▶ _DATA EXTRACT_:
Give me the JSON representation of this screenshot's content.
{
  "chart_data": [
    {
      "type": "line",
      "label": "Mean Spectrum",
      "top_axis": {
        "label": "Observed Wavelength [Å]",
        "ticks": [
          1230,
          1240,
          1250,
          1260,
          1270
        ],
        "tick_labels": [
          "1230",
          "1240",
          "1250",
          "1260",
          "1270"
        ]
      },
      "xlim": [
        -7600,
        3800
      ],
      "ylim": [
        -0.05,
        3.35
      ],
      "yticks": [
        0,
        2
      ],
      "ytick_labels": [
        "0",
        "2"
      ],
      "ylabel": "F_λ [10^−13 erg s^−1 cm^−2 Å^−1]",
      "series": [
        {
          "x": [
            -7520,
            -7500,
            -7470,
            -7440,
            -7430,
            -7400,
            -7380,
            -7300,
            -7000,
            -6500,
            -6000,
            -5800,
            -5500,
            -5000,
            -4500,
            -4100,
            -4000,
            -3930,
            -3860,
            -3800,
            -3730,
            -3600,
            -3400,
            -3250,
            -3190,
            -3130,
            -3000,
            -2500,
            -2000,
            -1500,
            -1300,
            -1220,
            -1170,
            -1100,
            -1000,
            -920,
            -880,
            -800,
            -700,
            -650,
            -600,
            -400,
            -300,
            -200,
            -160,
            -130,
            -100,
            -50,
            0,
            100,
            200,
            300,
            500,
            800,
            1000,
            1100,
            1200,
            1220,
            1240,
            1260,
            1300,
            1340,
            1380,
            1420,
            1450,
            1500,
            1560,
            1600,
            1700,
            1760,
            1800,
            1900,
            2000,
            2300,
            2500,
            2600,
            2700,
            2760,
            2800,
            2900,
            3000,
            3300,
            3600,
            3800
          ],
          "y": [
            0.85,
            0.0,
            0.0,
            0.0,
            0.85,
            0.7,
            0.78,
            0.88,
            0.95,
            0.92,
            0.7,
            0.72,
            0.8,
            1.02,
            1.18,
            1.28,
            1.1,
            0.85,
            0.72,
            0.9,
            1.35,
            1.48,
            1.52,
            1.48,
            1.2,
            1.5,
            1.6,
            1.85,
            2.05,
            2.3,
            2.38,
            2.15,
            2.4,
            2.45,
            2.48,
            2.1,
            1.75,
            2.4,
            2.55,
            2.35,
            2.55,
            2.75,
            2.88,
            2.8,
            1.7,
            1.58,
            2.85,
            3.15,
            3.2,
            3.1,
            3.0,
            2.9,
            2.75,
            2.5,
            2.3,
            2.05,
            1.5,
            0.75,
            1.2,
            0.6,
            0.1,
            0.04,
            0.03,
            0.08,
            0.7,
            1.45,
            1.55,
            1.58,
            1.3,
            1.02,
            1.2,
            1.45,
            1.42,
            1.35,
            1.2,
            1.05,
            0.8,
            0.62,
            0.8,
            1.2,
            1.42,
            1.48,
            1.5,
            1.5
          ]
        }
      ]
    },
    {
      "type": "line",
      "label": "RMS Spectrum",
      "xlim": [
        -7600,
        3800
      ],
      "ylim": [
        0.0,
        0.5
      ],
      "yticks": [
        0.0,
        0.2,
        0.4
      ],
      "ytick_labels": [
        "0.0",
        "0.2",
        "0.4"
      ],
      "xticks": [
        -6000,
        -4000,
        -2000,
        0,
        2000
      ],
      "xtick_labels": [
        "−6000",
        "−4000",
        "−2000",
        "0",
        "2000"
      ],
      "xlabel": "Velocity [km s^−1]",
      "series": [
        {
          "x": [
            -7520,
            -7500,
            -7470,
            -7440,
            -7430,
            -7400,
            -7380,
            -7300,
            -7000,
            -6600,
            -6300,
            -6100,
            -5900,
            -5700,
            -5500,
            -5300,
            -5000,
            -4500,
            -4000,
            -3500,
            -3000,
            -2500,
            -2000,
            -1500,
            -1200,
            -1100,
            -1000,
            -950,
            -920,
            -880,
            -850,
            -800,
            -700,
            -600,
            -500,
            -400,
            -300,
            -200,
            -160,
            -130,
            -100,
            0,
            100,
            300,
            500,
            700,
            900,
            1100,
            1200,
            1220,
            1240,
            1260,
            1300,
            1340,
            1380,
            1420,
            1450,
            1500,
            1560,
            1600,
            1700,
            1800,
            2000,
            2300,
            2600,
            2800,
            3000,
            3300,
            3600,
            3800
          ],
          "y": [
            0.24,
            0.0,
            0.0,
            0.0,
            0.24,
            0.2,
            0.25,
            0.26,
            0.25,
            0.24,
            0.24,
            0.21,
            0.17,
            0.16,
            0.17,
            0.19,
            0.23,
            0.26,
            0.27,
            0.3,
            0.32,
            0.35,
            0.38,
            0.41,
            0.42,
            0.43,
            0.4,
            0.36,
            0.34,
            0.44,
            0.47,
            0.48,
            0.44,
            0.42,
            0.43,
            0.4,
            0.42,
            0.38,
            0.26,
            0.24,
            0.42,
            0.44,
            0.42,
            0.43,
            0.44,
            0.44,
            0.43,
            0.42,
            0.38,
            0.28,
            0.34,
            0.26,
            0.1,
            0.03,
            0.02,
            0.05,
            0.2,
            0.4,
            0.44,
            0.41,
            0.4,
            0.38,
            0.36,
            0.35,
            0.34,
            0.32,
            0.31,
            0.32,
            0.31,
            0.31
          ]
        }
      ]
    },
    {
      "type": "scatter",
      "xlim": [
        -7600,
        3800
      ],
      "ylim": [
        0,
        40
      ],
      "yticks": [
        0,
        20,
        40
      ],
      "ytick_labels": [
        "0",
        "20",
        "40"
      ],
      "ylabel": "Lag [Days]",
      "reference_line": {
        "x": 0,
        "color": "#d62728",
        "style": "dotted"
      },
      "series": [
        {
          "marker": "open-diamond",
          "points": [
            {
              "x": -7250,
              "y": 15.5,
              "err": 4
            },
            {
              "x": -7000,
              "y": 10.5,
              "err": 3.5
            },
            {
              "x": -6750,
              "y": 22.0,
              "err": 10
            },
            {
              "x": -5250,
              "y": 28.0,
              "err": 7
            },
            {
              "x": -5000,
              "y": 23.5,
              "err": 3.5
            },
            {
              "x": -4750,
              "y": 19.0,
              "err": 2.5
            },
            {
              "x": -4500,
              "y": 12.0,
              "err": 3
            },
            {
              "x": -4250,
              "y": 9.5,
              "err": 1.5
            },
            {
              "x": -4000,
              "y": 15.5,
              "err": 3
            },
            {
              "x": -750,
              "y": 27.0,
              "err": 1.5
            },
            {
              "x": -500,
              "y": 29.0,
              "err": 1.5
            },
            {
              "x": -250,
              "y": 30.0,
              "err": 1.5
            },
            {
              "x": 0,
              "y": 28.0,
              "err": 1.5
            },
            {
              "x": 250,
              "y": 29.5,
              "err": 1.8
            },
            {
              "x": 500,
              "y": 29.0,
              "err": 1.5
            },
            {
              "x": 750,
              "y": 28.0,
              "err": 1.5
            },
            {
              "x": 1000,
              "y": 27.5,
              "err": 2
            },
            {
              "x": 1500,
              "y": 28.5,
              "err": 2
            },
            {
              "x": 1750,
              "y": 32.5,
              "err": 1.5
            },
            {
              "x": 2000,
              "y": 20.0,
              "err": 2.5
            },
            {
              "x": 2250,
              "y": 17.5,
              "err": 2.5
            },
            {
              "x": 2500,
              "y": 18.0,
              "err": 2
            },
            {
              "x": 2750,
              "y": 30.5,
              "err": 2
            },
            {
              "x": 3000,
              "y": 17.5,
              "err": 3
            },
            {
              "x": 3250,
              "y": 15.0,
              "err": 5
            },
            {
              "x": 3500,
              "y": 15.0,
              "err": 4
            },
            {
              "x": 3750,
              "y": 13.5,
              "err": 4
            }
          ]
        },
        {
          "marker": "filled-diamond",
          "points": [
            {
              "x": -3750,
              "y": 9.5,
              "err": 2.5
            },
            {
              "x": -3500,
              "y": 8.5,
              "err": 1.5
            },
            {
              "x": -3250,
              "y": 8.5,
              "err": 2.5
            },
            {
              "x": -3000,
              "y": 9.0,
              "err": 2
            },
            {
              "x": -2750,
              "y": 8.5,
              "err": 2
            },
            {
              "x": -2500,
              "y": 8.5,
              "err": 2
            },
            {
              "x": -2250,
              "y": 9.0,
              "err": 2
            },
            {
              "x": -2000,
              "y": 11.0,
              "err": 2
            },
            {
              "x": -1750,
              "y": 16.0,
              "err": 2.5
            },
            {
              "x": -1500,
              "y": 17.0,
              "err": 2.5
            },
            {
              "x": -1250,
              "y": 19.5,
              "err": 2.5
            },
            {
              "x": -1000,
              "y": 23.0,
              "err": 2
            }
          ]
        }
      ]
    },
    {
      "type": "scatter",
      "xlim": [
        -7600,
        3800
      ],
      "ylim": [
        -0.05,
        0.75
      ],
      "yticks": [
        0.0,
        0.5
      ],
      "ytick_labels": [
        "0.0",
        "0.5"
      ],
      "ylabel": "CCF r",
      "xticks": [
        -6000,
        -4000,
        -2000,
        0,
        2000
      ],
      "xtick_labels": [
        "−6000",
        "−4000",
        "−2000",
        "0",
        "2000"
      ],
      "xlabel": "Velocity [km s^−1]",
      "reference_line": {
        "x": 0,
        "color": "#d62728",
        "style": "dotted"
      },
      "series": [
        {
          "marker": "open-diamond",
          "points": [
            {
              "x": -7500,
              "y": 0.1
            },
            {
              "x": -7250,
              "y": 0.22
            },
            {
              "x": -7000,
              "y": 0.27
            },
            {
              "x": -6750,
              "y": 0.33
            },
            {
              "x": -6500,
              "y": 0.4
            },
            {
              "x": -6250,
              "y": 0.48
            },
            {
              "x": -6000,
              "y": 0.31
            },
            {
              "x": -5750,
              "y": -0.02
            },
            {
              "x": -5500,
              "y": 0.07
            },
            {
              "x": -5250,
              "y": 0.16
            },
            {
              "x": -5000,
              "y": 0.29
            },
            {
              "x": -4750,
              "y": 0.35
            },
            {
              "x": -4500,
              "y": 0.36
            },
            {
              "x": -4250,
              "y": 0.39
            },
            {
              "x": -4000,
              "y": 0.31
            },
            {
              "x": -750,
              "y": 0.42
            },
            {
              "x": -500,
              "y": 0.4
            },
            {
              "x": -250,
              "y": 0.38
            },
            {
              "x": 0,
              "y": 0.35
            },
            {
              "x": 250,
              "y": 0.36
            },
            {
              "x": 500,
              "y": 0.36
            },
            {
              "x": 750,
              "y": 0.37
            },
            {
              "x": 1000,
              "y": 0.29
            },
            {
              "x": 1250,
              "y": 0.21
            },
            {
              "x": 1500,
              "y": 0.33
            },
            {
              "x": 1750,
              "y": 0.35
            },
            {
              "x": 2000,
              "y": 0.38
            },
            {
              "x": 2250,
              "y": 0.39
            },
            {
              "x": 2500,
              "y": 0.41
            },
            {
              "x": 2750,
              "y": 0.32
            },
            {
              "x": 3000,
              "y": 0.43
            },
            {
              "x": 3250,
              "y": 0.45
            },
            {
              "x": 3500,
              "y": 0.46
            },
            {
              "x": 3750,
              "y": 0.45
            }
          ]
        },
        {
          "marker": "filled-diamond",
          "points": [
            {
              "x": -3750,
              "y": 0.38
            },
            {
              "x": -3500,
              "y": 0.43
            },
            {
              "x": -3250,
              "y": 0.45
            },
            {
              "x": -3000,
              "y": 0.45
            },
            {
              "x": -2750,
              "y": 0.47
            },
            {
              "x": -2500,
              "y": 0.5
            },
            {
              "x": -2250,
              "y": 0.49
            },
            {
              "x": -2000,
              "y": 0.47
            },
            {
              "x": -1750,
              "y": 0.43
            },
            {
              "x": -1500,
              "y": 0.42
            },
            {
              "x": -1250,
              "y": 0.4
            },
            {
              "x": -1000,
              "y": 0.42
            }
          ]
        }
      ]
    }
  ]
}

▶ _EXERCISE GOAL_:
Pick each line holding the word "Spectrum" out of the listing.

▶ _RESULT_:
      "label": "Mean Spectrum",
      "label": "RMS Spectrum",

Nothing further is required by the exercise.